Job → Below are records; count the lines that contain "Pedagogies" and give only the total.

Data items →
>>>

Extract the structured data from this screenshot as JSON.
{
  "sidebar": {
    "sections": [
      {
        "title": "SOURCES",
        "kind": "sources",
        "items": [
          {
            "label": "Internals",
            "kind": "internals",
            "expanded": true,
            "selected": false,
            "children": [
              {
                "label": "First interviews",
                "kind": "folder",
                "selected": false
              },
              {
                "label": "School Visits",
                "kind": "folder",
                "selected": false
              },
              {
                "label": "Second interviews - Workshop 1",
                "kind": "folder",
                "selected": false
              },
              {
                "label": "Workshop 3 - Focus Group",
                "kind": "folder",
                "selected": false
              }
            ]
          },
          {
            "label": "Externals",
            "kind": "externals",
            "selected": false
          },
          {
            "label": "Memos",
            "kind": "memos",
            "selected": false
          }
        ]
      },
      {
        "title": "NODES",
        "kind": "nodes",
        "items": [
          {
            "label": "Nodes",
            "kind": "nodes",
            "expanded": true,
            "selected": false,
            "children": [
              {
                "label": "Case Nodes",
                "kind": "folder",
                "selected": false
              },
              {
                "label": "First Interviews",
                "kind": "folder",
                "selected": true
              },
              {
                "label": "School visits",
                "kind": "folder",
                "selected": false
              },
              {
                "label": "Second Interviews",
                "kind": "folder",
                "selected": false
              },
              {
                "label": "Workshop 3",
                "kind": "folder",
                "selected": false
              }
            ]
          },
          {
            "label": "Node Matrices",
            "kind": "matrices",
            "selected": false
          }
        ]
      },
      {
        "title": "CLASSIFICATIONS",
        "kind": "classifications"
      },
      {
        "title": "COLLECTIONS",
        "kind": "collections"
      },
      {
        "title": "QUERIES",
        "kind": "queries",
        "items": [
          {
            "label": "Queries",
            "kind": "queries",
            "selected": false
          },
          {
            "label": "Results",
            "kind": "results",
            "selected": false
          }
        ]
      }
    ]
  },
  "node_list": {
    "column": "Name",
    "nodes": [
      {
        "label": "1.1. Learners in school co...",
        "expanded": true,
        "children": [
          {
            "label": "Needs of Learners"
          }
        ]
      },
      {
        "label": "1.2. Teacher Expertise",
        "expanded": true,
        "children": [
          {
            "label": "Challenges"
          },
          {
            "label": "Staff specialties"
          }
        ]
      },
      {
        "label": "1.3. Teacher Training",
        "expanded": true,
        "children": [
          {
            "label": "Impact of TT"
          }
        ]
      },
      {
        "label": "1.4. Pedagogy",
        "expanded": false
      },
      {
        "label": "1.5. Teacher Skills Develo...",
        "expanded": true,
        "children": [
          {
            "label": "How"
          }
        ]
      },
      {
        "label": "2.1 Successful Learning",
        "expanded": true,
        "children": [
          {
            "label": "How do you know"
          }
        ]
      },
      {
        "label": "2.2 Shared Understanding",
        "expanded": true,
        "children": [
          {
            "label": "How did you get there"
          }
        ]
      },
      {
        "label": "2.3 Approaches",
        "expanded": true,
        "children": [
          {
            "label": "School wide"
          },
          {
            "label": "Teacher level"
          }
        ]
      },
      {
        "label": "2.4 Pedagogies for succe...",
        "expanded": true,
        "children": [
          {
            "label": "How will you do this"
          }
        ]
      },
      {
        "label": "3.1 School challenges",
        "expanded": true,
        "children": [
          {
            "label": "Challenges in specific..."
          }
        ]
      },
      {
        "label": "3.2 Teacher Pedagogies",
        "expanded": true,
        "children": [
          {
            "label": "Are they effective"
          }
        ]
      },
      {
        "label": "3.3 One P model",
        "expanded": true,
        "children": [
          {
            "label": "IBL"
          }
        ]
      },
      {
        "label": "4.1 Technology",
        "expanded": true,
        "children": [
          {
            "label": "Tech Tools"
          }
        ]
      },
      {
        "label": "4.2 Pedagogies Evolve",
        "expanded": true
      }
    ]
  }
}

<<<

Finished exercise → 3